_Stored records:_

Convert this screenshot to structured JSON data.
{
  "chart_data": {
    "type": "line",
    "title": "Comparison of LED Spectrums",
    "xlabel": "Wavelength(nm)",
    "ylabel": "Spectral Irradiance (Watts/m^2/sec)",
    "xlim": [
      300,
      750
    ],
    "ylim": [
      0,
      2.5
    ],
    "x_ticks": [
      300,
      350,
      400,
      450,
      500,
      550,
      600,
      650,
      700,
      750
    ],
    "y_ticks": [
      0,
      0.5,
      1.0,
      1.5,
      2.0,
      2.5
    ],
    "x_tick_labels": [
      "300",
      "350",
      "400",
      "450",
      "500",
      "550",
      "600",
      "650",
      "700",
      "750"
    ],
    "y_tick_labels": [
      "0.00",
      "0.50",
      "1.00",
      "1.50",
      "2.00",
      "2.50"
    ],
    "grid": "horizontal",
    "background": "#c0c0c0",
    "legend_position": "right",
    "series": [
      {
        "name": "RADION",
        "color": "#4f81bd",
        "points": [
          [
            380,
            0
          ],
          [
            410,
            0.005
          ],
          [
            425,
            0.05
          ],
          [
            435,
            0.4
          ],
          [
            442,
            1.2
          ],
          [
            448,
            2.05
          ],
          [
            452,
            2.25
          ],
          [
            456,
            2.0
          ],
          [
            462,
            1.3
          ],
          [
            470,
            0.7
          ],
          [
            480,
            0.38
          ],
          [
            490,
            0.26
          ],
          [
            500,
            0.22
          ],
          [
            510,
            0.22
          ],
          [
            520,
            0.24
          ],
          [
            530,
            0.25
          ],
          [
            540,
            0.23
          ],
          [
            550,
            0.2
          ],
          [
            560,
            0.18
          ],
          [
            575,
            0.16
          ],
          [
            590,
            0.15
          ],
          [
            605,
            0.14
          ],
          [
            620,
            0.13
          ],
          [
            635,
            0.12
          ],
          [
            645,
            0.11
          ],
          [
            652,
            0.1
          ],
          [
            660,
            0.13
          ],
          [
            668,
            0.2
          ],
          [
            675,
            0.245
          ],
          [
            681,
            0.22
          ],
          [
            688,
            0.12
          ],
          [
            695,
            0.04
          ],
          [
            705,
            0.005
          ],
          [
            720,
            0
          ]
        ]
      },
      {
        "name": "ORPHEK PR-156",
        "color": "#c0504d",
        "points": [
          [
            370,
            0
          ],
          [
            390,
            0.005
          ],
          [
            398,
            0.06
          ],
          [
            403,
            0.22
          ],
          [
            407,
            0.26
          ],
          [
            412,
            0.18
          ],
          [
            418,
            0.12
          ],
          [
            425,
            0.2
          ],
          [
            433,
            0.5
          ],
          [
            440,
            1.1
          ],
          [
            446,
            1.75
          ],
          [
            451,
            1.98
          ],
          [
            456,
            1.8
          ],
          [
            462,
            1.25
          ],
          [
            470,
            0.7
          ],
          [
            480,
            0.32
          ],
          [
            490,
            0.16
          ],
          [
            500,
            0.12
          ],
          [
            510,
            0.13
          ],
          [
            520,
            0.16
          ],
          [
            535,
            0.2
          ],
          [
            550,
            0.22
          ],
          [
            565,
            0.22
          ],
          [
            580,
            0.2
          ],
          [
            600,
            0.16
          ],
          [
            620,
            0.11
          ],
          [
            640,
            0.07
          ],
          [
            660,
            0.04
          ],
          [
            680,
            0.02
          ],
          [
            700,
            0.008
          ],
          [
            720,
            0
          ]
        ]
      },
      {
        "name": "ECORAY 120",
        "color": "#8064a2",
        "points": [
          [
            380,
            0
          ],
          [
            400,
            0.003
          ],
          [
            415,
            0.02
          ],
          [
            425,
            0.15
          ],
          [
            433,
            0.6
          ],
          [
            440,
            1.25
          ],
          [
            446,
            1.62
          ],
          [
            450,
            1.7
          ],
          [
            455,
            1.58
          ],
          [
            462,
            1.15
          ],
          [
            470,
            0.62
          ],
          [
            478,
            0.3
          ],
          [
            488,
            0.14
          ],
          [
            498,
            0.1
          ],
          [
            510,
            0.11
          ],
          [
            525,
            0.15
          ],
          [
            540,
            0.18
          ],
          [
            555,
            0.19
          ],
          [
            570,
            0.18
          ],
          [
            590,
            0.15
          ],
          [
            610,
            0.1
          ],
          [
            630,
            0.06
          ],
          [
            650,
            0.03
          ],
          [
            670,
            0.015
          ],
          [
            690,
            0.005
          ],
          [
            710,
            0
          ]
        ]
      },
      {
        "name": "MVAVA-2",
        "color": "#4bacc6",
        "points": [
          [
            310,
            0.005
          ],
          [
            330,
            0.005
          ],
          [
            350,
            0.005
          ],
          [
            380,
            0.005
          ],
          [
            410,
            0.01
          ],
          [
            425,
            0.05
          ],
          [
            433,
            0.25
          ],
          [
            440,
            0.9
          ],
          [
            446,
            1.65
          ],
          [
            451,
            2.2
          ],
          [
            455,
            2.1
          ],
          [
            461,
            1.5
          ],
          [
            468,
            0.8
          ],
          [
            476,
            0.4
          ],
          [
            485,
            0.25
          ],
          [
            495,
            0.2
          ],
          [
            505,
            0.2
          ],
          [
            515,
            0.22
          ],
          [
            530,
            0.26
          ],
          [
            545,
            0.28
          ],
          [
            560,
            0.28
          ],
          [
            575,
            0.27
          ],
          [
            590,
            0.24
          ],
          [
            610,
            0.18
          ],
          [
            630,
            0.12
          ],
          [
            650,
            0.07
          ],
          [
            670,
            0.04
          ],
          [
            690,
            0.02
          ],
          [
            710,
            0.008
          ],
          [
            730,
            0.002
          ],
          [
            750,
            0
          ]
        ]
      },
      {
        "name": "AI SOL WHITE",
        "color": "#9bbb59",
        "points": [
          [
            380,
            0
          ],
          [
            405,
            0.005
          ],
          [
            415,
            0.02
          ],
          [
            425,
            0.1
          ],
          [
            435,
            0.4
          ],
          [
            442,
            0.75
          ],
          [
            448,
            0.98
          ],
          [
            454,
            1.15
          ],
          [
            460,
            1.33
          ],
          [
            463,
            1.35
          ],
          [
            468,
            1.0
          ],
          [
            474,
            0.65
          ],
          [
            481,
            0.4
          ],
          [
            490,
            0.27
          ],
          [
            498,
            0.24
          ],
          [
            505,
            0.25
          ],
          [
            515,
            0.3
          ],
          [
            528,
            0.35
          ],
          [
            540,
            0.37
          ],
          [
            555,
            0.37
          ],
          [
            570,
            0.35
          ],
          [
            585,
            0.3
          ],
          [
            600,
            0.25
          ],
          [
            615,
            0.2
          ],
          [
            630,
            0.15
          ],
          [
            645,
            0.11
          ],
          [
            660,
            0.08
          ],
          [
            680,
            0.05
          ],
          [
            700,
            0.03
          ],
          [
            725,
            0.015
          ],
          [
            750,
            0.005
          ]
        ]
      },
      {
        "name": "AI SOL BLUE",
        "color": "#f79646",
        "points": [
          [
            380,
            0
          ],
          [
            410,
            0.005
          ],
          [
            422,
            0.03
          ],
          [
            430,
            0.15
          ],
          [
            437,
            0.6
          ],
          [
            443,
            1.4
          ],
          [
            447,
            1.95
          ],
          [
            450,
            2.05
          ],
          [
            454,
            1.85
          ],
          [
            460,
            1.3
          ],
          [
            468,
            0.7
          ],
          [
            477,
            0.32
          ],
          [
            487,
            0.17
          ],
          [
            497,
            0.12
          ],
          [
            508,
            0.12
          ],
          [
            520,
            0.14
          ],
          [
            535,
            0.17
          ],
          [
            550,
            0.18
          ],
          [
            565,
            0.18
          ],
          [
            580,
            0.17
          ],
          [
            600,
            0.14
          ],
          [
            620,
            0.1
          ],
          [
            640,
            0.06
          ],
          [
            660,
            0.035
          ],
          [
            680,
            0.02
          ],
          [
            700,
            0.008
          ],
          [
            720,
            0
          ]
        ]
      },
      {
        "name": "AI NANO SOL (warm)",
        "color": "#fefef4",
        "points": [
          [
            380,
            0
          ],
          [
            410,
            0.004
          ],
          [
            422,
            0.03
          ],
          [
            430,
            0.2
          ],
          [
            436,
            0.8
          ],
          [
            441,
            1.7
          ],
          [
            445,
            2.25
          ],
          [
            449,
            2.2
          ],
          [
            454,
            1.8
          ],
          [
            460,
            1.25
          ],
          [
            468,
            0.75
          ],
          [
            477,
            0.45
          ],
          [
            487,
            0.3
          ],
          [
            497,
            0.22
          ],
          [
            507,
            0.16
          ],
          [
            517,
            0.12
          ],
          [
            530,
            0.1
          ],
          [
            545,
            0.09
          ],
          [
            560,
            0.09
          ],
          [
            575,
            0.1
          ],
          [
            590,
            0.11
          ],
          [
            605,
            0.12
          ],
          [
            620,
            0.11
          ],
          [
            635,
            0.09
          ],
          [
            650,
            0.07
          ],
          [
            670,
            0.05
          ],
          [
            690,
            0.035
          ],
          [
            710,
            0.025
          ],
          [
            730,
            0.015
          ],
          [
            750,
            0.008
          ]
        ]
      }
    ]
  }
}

_What needs to be done:_ Write down only how many lines in the listing contain the word "color".

_Result of the task:_ 7